- **What to produce**:
Filter the entries that follow, copying every line in which the word "document" appears.

— Begin Provided records —

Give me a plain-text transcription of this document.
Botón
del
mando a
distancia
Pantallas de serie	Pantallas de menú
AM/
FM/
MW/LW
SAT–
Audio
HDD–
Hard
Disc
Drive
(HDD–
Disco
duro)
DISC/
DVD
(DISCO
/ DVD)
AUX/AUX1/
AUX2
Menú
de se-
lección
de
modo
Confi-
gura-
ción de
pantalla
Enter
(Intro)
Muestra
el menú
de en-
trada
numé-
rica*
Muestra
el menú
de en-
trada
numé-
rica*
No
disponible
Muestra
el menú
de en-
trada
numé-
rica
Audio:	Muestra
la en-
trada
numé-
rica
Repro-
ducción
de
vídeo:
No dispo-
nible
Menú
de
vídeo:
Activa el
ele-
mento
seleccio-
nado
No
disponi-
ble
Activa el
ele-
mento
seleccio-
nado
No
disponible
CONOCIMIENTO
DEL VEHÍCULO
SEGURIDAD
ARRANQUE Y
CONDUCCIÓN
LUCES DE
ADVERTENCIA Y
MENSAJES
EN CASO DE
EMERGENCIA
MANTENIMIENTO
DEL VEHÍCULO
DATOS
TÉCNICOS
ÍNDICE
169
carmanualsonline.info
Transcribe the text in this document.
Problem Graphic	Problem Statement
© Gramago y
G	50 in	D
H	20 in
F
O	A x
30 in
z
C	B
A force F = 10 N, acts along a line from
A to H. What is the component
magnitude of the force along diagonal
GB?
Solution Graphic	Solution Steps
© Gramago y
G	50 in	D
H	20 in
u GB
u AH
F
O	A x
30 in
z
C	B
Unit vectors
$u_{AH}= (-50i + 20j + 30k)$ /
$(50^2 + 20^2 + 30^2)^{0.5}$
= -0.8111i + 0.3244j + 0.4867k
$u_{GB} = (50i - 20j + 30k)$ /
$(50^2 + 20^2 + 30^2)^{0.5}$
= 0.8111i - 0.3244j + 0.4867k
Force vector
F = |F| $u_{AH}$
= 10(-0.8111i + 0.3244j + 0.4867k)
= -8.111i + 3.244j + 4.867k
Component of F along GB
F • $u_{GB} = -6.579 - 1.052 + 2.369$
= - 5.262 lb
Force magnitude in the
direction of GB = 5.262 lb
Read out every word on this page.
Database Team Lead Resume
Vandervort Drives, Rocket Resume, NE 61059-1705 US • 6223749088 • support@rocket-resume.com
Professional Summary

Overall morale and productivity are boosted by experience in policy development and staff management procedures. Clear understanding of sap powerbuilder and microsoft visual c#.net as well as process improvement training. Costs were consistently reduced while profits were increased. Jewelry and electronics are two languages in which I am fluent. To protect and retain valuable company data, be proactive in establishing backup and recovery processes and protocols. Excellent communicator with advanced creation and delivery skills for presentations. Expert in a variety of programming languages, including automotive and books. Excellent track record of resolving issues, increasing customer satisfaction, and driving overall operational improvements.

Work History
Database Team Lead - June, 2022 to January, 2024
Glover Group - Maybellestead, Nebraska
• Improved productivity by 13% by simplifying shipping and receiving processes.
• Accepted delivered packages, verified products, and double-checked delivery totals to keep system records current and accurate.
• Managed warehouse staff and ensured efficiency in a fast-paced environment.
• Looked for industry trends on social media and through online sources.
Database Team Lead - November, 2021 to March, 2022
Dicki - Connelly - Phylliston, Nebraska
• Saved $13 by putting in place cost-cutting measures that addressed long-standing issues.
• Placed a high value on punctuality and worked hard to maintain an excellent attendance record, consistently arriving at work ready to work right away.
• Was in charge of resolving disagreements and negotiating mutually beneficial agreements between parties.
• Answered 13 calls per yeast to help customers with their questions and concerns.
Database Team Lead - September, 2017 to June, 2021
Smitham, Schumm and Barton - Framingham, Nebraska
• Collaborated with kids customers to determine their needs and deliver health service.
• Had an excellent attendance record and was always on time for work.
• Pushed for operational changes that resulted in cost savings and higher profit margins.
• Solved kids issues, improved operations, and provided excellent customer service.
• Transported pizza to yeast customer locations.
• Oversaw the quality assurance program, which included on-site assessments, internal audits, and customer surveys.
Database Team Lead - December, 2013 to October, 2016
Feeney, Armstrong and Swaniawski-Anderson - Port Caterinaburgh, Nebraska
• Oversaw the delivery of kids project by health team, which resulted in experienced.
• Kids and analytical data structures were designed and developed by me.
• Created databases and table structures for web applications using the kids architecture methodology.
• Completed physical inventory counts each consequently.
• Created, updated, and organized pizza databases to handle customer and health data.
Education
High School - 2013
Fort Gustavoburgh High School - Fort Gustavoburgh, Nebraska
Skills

— End Provided records —

- **The answer**:
Give me a plain-text transcription of this document.
Transcribe the text in this document.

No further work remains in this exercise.